Problem:
Give the number of lines in the entries that contain "employees". State only the count.

[Extracted data entries]
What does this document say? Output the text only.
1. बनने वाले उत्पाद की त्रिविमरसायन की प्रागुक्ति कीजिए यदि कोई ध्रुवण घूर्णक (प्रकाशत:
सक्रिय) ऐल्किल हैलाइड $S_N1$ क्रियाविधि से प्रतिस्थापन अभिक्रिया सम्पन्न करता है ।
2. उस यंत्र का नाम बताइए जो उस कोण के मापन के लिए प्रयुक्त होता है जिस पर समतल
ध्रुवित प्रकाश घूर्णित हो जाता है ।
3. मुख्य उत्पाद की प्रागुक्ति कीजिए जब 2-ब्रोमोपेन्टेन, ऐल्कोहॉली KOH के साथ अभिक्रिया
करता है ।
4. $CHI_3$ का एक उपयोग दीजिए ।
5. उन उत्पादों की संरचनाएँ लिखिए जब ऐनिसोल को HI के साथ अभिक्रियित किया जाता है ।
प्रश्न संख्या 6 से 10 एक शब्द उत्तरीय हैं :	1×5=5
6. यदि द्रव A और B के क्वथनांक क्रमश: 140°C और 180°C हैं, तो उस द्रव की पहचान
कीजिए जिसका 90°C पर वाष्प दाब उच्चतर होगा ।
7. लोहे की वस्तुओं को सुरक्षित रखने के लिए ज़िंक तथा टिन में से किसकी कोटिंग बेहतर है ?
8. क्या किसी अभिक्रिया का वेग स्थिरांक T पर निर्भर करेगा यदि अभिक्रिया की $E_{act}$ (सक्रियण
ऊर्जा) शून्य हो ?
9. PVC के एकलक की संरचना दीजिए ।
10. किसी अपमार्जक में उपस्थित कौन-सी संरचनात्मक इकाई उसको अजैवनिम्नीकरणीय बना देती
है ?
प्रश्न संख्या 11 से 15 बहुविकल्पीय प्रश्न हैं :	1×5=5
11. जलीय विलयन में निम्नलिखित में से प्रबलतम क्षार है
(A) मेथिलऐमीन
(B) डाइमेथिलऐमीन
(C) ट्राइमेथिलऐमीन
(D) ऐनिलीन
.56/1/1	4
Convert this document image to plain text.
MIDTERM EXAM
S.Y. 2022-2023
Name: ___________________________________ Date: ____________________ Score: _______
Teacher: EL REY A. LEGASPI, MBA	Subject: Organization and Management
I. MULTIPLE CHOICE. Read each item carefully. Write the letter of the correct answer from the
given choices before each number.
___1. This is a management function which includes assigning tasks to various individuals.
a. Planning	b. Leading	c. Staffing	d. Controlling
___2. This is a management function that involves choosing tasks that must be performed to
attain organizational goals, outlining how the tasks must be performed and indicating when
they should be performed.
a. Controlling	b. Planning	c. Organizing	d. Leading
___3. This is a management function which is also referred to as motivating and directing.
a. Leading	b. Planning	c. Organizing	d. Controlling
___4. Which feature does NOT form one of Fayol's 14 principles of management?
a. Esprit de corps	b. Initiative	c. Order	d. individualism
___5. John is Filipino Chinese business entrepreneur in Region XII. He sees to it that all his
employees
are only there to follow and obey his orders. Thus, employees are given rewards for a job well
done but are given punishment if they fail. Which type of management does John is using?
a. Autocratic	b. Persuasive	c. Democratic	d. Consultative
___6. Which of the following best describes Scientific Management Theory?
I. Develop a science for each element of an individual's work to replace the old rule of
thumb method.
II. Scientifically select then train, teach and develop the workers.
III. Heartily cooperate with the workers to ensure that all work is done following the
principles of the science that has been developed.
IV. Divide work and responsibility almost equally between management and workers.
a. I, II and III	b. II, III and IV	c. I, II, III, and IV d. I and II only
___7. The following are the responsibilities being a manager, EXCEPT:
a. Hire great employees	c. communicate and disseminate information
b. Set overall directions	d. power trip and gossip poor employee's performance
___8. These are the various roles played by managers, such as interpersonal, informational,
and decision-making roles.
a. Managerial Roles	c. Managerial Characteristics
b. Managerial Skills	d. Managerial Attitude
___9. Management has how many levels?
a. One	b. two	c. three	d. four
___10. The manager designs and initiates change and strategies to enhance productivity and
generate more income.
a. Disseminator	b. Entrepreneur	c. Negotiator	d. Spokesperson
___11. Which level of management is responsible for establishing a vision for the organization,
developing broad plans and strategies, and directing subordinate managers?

Response to this exercise:
3